*GOAL*
Copy all the entries below exactly, but not the pictures.

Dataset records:
#####
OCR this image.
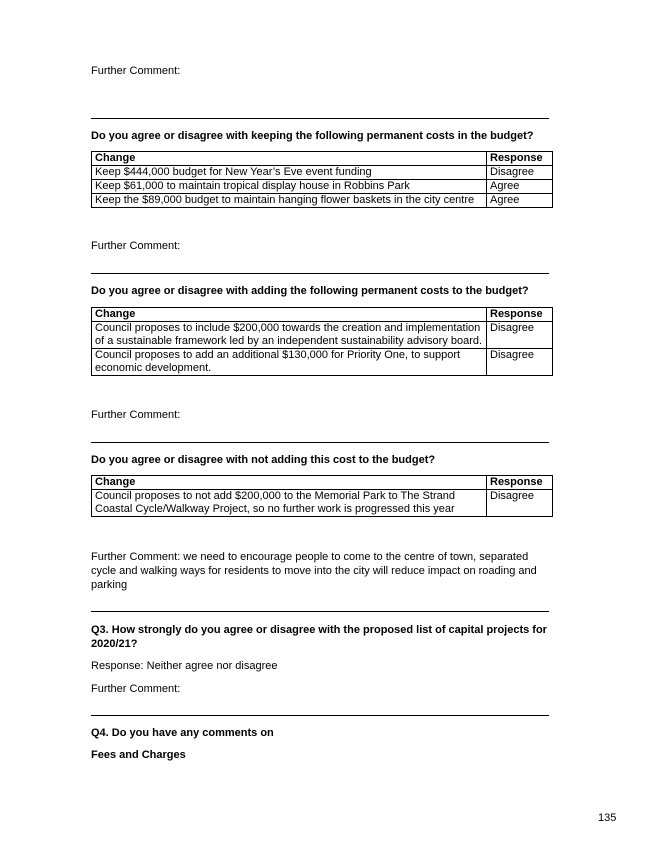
Further Comment:
Do you agree or disagree with keeping the following permanent costs in the budget?
Change	Response
Keep $444,000 budget for New Year’s Eve event funding	Disagree
Keep $61,000 to maintain tropical display house in Robbins Park	Agree
Keep the $89,000 budget to maintain hanging flower baskets in the city centre	Agree
Further Comment:
Do you agree or disagree with adding the following permanent costs to the budget?
Change	Response
Council proposes to include $200,000 towards the creation and implementation of a sustainable framework led by an independent sustainability advisory board.	Disagree
Council proposes to add an additional $130,000 for Priority One, to support economic development.	Disagree
Further Comment:
Do you agree or disagree with not adding this cost to the budget?
Change	Response
Council proposes to not add $200,000 to the Memorial Park to The Strand Coastal Cycle/Walkway Project, so no further work is progressed this year	Disagree
Further Comment: we need to encourage people to come to the centre of town, separated cycle and walking ways for residents to move into the city will reduce impact on roading and parking
Q3. How strongly do you agree or disagree with the proposed list of capital projects for 2020/21?
Response: Neither agree nor disagree
Further Comment:
Q4. Do you have any comments on
Fees and Charges
135
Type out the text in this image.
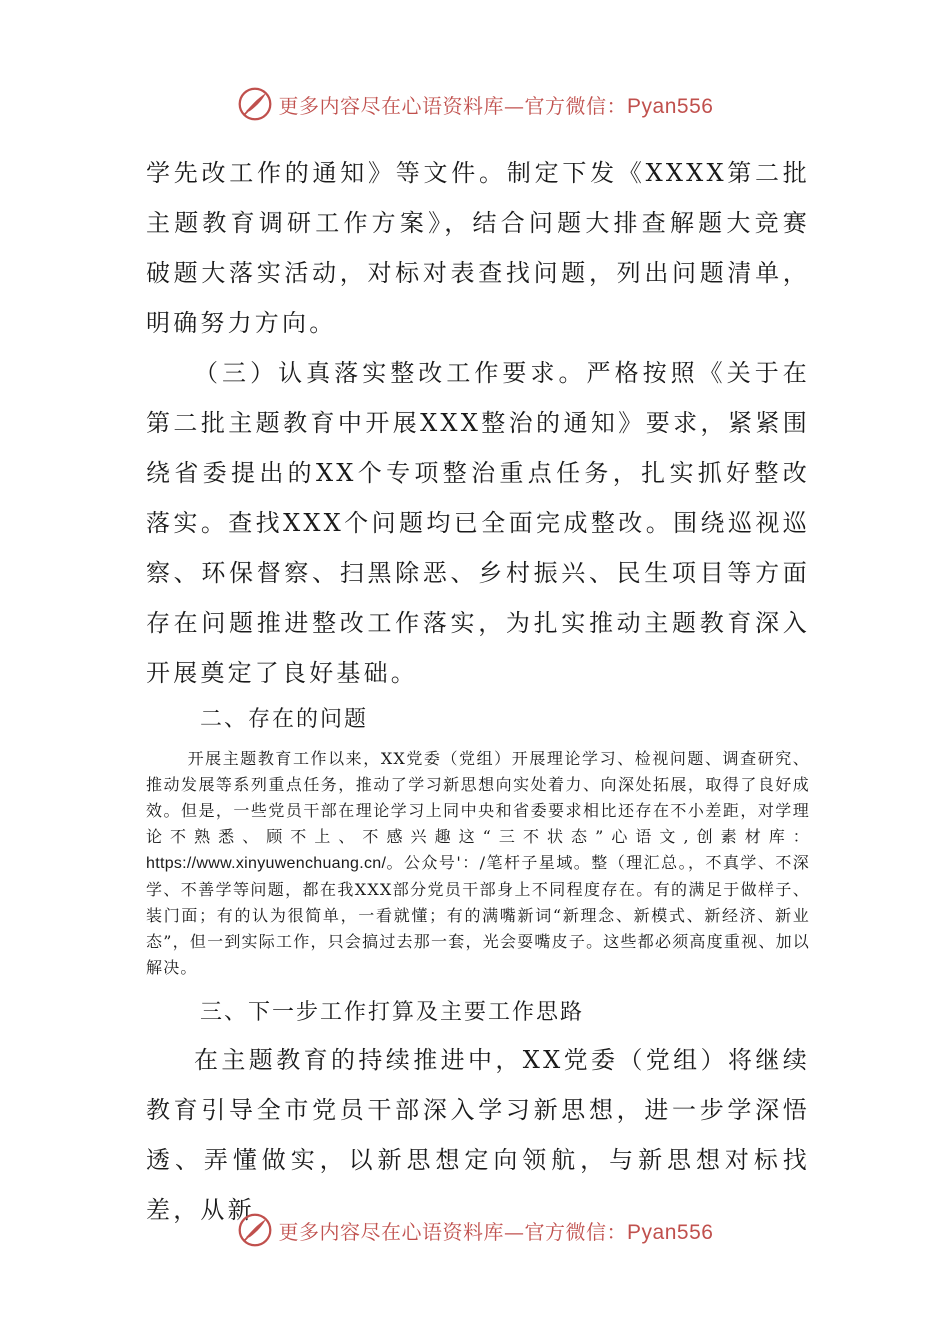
更多内容尽在心语资料库—官方微信：Pyan556

学先改工作的通知》等文件。制定下发《XXXX第二批主题教育调研工作方案》，结合问题大排查解题大竞赛破题大落实活动，对标对表查找问题，列出问题清单，明确努力方向。

（三）认真落实整改工作要求。严格按照《关于在第二批主题教育中开展XXX整治的通知》要求，紧紧围绕省委提出的XX个专项整治重点任务，扎实抓好整改落实。查找XXX个问题均已全面完成整改。围绕巡视巡察、环保督察、扫黑除恶、乡村振兴、民生项目等方面存在问题推进整改工作落实，为扎实推动主题教育深入开展奠定了良好基础。

二、存在的问题

开展主题教育工作以来，XX党委（党组）开展理论学习、检视问题、调查研究、推动发展等系列重点任务，推动了学习新思想向实处着力、向深处拓展，取得了良好成效。但是，一些党员干部在理论学习上同中央和省委要求相比还存在不小差距，对学理论不熟悉、顾不上、不感兴趣这“三不状态”心语文,创素材库：https://www.xinyuwenchuang.cn/。公众号'：/笔杆子星域。整（理汇总。，不真学、不深学、不善学等问题，都在我XXX部分党员干部身上不同程度存在。有的满足于做样子、装门面；有的认为很简单，一看就懂；有的满嘴新词“新理念、新模式、新经济、新业态”，但一到实际工作，只会搞过去那一套，光会耍嘴皮子。这些都必须高度重视、加以解决。

三、下一步工作打算及主要工作思路

在主题教育的持续推进中，XX党委（党组）将继续教育引导全市党员干部深入学习新思想，进一步学深悟透、弄懂做实，以新思想定向领航，与新思想对标找差，从新

更多内容尽在心语资料库—官方微信：Pyan556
#####
*EXERCISE RESPONSE*
OCR this image.
Further Comment:
Do you agree or disagree with keeping the following permanent costs in the budget?
Change	Response
Keep $444,000 budget for New Year’s Eve event funding	Disagree
Keep $61,000 to maintain tropical display house in Robbins Park	Agree
Keep the $89,000 budget to maintain hanging flower baskets in the city centre	Agree
Further Comment:
Do you agree or disagree with adding the following permanent costs to the budget?
Change	Response
Council proposes to include $200,000 towards the creation and implementation of a sustainable framework led by an independent sustainability advisory board.	Disagree
Council proposes to add an additional $130,000 for Priority One, to support economic development.	Disagree
Further Comment:
Do you agree or disagree with not adding this cost to the budget?
Change	Response
Council proposes to not add $200,000 to the Memorial Park to The Strand Coastal Cycle/Walkway Project, so no further work is progressed this year	Disagree
Further Comment: we need to encourage people to come to the centre of town, separated cycle and walking ways for residents to move into the city will reduce impact on roading and parking
Q3. How strongly do you agree or disagree with the proposed list of capital projects for 2020/21?
Response: Neither agree nor disagree
Further Comment:
Q4. Do you have any comments on
Fees and Charges
135
Type out the text in this image.
更多内容尽在心语资料库—官方微信：Pyan556

学先改工作的通知》等文件。制定下发《XXXX第二批主题教育调研工作方案》，结合问题大排查解题大竞赛破题大落实活动，对标对表查找问题，列出问题清单，明确努力方向。

（三）认真落实整改工作要求。严格按照《关于在第二批主题教育中开展XXX整治的通知》要求，紧紧围绕省委提出的XX个专项整治重点任务，扎实抓好整改落实。查找XXX个问题均已全面完成整改。围绕巡视巡察、环保督察、扫黑除恶、乡村振兴、民生项目等方面存在问题推进整改工作落实，为扎实推动主题教育深入开展奠定了良好基础。

二、存在的问题

开展主题教育工作以来，XX党委（党组）开展理论学习、检视问题、调查研究、推动发展等系列重点任务，推动了学习新思想向实处着力、向深处拓展，取得了良好成效。但是，一些党员干部在理论学习上同中央和省委要求相比还存在不小差距，对学理论不熟悉、顾不上、不感兴趣这“三不状态”心语文,创素材库：https://www.xinyuwenchuang.cn/。公众号'：/笔杆子星域。整（理汇总。，不真学、不深学、不善学等问题，都在我XXX部分党员干部身上不同程度存在。有的满足于做样子、装门面；有的认为很简单，一看就懂；有的满嘴新词“新理念、新模式、新经济、新业态”，但一到实际工作，只会搞过去那一套，光会耍嘴皮子。这些都必须高度重视、加以解决。

三、下一步工作打算及主要工作思路

在主题教育的持续推进中，XX党委（党组）将继续教育引导全市党员干部深入学习新思想，进一步学深悟透、弄懂做实，以新思想定向领航，与新思想对标找差，从新

更多内容尽在心语资料库—官方微信：Pyan556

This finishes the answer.